##### EXERCISE DATA #####
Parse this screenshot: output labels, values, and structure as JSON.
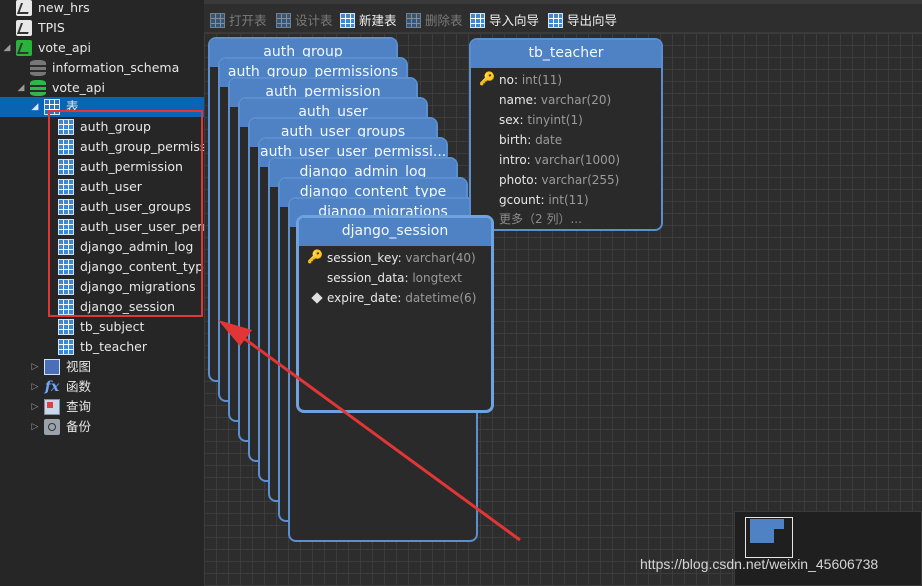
{
  "sidebar": {
    "connections": [
      {
        "label": "new_hrs"
      },
      {
        "label": "TPIS"
      },
      {
        "label": "vote_api"
      }
    ],
    "databases": [
      {
        "label": "information_schema"
      },
      {
        "label": "vote_api"
      }
    ],
    "tables_node": {
      "label": "表"
    },
    "tables": [
      {
        "label": "auth_group"
      },
      {
        "label": "auth_group_permissions"
      },
      {
        "label": "auth_permission"
      },
      {
        "label": "auth_user"
      },
      {
        "label": "auth_user_groups"
      },
      {
        "label": "auth_user_user_permissions"
      },
      {
        "label": "django_admin_log"
      },
      {
        "label": "django_content_type"
      },
      {
        "label": "django_migrations"
      },
      {
        "label": "django_session"
      },
      {
        "label": "tb_subject"
      },
      {
        "label": "tb_teacher"
      }
    ],
    "other_nodes": [
      {
        "label": "视图",
        "icon": "view-icon"
      },
      {
        "label": "函数",
        "icon": "function-icon"
      },
      {
        "label": "查询",
        "icon": "query-icon"
      },
      {
        "label": "备份",
        "icon": "backup-icon"
      }
    ]
  },
  "toolbar": {
    "buttons": [
      {
        "label": "打开表",
        "enabled": false,
        "icon": "open-table-icon"
      },
      {
        "label": "设计表",
        "enabled": false,
        "icon": "design-table-icon"
      },
      {
        "label": "新建表",
        "enabled": true,
        "icon": "new-table-icon"
      },
      {
        "label": "删除表",
        "enabled": false,
        "icon": "delete-table-icon"
      },
      {
        "label": "导入向导",
        "enabled": true,
        "icon": "import-icon"
      },
      {
        "label": "导出向导",
        "enabled": true,
        "icon": "export-icon"
      }
    ]
  },
  "diagram": {
    "stacked_card_titles": [
      "auth_group",
      "auth_group_permissions",
      "auth_permission",
      "auth_user",
      "auth_user_groups",
      "auth_user_user_permissi...",
      "django_admin_log",
      "django_content_type",
      "django_migrations"
    ],
    "django_session": {
      "title": "django_session",
      "fields": [
        {
          "name": "session_key",
          "type": "varchar(40)",
          "marker": "key"
        },
        {
          "name": "session_data",
          "type": "longtext",
          "marker": ""
        },
        {
          "name": "expire_date",
          "type": "datetime(6)",
          "marker": "index"
        }
      ]
    },
    "tb_teacher": {
      "title": "tb_teacher",
      "fields": [
        {
          "name": "no",
          "type": "int(11)",
          "marker": "key"
        },
        {
          "name": "name",
          "type": "varchar(20)",
          "marker": ""
        },
        {
          "name": "sex",
          "type": "tinyint(1)",
          "marker": ""
        },
        {
          "name": "birth",
          "type": "date",
          "marker": ""
        },
        {
          "name": "intro",
          "type": "varchar(1000)",
          "marker": ""
        },
        {
          "name": "photo",
          "type": "varchar(255)",
          "marker": ""
        },
        {
          "name": "gcount",
          "type": "int(11)",
          "marker": ""
        }
      ],
      "more": "更多（2 列）..."
    }
  },
  "watermark": "https://blog.csdn.net/weixin_45606738",
  "colors": {
    "accent": "#0a64b4",
    "card_header": "#4e82c4",
    "annotation_red": "#e23636"
  }
}
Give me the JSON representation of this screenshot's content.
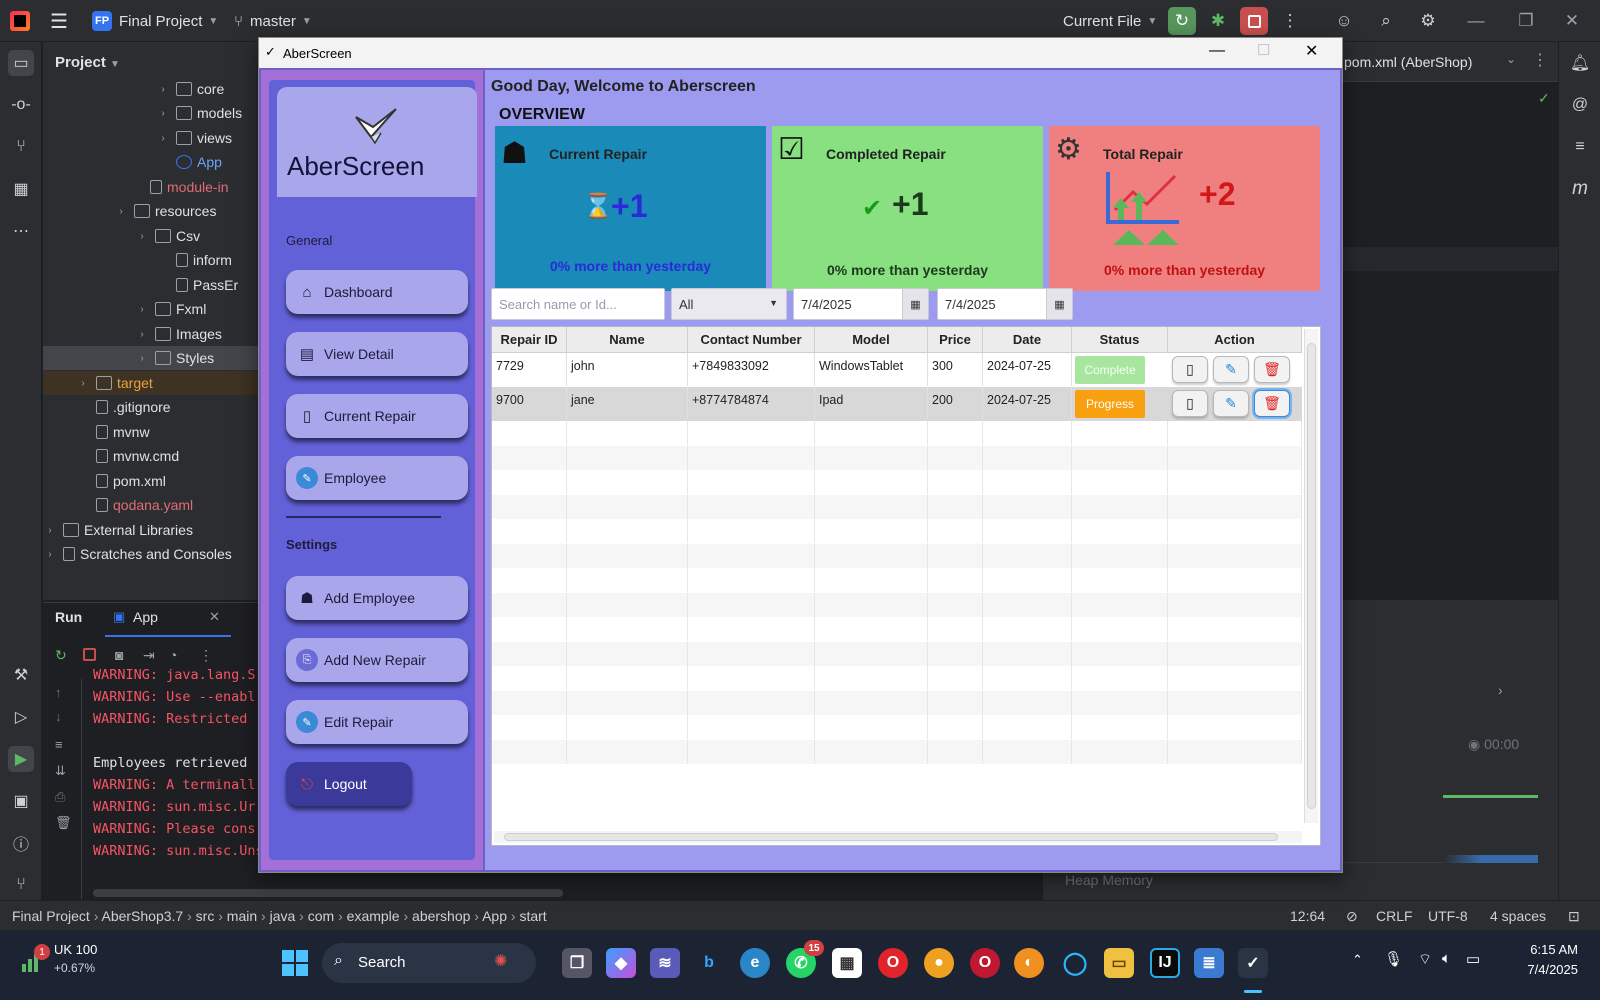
#####
All the material shown above is to be copied exactly, with no pictures carried over.

Parse this screenshot: output labels, values, and structure as JSON.
{
  "sidebar": {
    "connections": [
      {
        "label": "new_hrs"
      },
      {
        "label": "TPIS"
      },
      {
        "label": "vote_api"
      }
    ],
    "databases": [
      {
        "label": "information_schema"
      },
      {
        "label": "vote_api"
      }
    ],
    "tables_node": {
      "label": "表"
    },
    "tables": [
      {
        "label": "auth_group"
      },
      {
        "label": "auth_group_permissions"
      },
      {
        "label": "auth_permission"
      },
      {
        "label": "auth_user"
      },
      {
        "label": "auth_user_groups"
      },
      {
        "label": "auth_user_user_permissions"
      },
      {
        "label": "django_admin_log"
      },
      {
        "label": "django_content_type"
      },
      {
        "label": "django_migrations"
      },
      {
        "label": "django_session"
      },
      {
        "label": "tb_subject"
      },
      {
        "label": "tb_teacher"
      }
    ],
    "other_nodes": [
      {
        "label": "视图",
        "icon": "view-icon"
      },
      {
        "label": "函数",
        "icon": "function-icon"
      },
      {
        "label": "查询",
        "icon": "query-icon"
      },
      {
        "label": "备份",
        "icon": "backup-icon"
      }
    ]
  },
  "toolbar": {
    "buttons": [
      {
        "label": "打开表",
        "enabled": false,
        "icon": "open-table-icon"
      },
      {
        "label": "设计表",
        "enabled": false,
        "icon": "design-table-icon"
      },
      {
        "label": "新建表",
        "enabled": true,
        "icon": "new-table-icon"
      },
      {
        "label": "删除表",
        "enabled": false,
        "icon": "delete-table-icon"
      },
      {
        "label": "导入向导",
        "enabled": true,
        "icon": "import-icon"
      },
      {
        "label": "导出向导",
        "enabled": true,
        "icon": "export-icon"
      }
    ]
  },
  "diagram": {
    "stacked_card_titles": [
      "auth_group",
      "auth_group_permissions",
      "auth_permission",
      "auth_user",
      "auth_user_groups",
      "auth_user_user_permissi...",
      "django_admin_log",
      "django_content_type",
      "django_migrations"
    ],
    "django_session": {
      "title": "django_session",
      "fields": [
        {
          "name": "session_key",
          "type": "varchar(40)",
          "marker": "key"
        },
        {
          "name": "session_data",
          "type": "longtext",
          "marker": ""
        },
        {
          "name": "expire_date",
          "type": "datetime(6)",
          "marker": "index"
        }
      ]
    },
    "tb_teacher": {
      "title": "tb_teacher",
      "fields": [
        {
          "name": "no",
          "type": "int(11)",
          "marker": "key"
        },
        {
          "name": "name",
          "type": "varchar(20)",
          "marker": ""
        },
        {
          "name": "sex",
          "type": "tinyint(1)",
          "marker": ""
        },
        {
          "name": "birth",
          "type": "date",
          "marker": ""
        },
        {
          "name": "intro",
          "type": "varchar(1000)",
          "marker": ""
        },
        {
          "name": "photo",
          "type": "varchar(255)",
          "marker": ""
        },
        {
          "name": "gcount",
          "type": "int(11)",
          "marker": ""
        }
      ],
      "more": "更多（2 列）..."
    }
  },
  "watermark": "https://blog.csdn.net/weixin_45606738",
  "colors": {
    "accent": "#0a64b4",
    "card_header": "#4e82c4",
    "annotation_red": "#e23636"
  }
}
Give me the JSON representation of this screenshot's content.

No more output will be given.